__To be done__.
Scan the listing below. Report each line that includes "mint".

__Dataset records__.
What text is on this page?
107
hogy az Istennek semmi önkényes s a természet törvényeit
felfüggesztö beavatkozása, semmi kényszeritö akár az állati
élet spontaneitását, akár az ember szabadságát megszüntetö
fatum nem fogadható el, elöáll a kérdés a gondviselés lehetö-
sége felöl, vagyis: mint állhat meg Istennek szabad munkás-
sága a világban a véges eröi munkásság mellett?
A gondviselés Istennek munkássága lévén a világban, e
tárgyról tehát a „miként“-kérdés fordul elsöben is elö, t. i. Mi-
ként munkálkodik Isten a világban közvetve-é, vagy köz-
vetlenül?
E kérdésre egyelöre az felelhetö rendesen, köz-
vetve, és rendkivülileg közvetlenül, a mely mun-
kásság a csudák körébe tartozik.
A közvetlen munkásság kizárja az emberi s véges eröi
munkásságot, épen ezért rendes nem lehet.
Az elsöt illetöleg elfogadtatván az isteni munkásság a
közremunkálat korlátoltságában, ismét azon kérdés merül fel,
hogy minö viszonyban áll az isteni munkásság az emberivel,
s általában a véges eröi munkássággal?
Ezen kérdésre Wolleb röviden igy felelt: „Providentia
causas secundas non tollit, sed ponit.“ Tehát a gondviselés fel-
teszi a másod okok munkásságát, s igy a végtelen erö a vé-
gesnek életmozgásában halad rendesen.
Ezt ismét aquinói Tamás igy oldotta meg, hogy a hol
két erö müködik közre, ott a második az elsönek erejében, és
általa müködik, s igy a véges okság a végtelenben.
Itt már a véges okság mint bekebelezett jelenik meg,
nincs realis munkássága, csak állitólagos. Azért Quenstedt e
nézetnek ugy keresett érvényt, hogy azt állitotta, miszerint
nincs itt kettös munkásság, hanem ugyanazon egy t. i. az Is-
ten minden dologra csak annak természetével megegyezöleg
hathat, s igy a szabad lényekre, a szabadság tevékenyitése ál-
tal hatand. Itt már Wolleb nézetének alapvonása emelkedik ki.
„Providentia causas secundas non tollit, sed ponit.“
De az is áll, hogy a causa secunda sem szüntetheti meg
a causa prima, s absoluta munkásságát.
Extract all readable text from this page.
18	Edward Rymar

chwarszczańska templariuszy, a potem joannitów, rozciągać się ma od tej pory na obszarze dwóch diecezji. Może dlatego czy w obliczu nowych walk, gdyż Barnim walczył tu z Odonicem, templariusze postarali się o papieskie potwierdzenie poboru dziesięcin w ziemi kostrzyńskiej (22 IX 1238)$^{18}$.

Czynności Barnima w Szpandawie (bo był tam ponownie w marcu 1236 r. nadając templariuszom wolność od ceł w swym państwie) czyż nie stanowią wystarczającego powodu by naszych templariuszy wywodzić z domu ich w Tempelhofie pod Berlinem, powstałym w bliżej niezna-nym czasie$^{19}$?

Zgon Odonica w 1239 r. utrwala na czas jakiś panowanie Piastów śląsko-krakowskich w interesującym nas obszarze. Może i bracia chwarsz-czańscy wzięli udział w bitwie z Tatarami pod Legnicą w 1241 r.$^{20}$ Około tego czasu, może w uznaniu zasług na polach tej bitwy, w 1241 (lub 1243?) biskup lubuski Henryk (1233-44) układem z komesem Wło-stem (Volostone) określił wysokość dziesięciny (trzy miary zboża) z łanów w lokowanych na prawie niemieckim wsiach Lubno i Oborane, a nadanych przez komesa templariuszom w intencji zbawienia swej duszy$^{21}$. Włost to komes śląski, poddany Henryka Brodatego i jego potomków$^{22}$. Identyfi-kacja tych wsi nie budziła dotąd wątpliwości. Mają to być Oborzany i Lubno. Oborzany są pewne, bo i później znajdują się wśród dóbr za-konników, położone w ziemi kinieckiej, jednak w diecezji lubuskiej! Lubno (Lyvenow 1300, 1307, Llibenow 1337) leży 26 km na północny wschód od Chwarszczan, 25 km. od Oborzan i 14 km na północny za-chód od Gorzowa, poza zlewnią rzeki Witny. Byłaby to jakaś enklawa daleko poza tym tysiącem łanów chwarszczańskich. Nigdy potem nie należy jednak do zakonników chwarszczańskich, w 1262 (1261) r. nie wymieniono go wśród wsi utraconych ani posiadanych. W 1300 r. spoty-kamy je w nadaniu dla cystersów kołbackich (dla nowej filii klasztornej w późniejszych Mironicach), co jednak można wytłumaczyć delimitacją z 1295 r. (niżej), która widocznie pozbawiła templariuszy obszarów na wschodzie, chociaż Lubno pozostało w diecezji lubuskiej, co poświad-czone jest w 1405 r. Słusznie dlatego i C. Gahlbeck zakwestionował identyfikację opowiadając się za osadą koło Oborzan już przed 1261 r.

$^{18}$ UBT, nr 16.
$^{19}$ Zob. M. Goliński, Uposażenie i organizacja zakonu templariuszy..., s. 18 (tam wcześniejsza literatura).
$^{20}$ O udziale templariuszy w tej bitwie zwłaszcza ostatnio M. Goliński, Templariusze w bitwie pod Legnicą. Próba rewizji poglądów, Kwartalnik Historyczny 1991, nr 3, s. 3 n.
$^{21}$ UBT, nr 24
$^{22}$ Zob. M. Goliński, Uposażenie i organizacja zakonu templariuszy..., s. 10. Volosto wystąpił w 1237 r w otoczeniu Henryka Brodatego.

__Task output__.
sége felöl, vagyis: mint állhat meg Istennek szabad munkás-
Itt már a véges okság mint bekebelezett jelenik meg,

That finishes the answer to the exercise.